**WORK TO DO:**
Don't copy the pictures; return every other part of the records exactly.

**DATA RECORDS:**
________________________
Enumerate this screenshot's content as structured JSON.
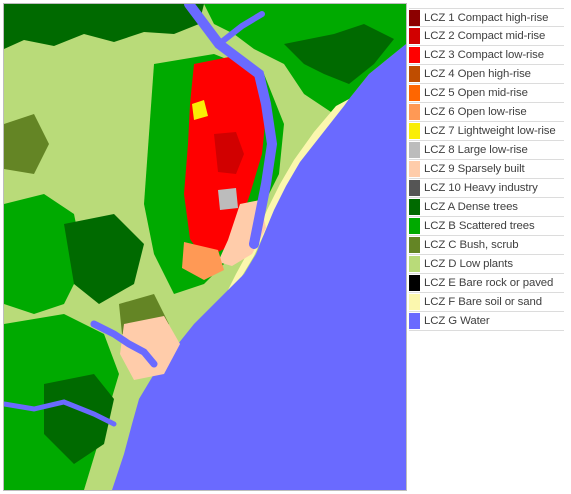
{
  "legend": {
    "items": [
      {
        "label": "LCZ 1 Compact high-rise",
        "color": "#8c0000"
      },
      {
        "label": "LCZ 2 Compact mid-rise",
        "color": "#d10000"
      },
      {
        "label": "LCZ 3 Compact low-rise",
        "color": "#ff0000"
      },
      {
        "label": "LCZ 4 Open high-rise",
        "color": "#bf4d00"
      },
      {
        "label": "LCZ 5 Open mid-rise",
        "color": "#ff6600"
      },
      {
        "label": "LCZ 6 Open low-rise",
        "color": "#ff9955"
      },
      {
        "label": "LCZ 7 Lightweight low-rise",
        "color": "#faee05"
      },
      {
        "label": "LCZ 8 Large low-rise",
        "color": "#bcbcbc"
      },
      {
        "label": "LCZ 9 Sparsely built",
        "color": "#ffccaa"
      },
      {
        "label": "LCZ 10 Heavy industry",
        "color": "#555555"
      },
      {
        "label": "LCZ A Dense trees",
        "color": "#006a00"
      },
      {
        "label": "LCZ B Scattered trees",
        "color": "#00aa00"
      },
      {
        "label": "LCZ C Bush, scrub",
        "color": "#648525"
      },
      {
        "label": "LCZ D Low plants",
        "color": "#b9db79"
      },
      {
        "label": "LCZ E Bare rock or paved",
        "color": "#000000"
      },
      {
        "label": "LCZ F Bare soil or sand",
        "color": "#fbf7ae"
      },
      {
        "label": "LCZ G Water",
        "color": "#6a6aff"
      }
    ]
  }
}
________________________
**RESULT:**
Enumerate this screenshot's content as structured JSON.
{
  "legend": {
    "items": [
      {
        "label": "LCZ 1 Compact high-rise",
        "color": "#8c0000"
      },
      {
        "label": "LCZ 2 Compact mid-rise",
        "color": "#d10000"
      },
      {
        "label": "LCZ 3 Compact low-rise",
        "color": "#ff0000"
      },
      {
        "label": "LCZ 4 Open high-rise",
        "color": "#bf4d00"
      },
      {
        "label": "LCZ 5 Open mid-rise",
        "color": "#ff6600"
      },
      {
        "label": "LCZ 6 Open low-rise",
        "color": "#ff9955"
      },
      {
        "label": "LCZ 7 Lightweight low-rise",
        "color": "#faee05"
      },
      {
        "label": "LCZ 8 Large low-rise",
        "color": "#bcbcbc"
      },
      {
        "label": "LCZ 9 Sparsely built",
        "color": "#ffccaa"
      },
      {
        "label": "LCZ 10 Heavy industry",
        "color": "#555555"
      },
      {
        "label": "LCZ A Dense trees",
        "color": "#006a00"
      },
      {
        "label": "LCZ B Scattered trees",
        "color": "#00aa00"
      },
      {
        "label": "LCZ C Bush, scrub",
        "color": "#648525"
      },
      {
        "label": "LCZ D Low plants",
        "color": "#b9db79"
      },
      {
        "label": "LCZ E Bare rock or paved",
        "color": "#000000"
      },
      {
        "label": "LCZ F Bare soil or sand",
        "color": "#fbf7ae"
      },
      {
        "label": "LCZ G Water",
        "color": "#6a6aff"
      }
    ]
  }
}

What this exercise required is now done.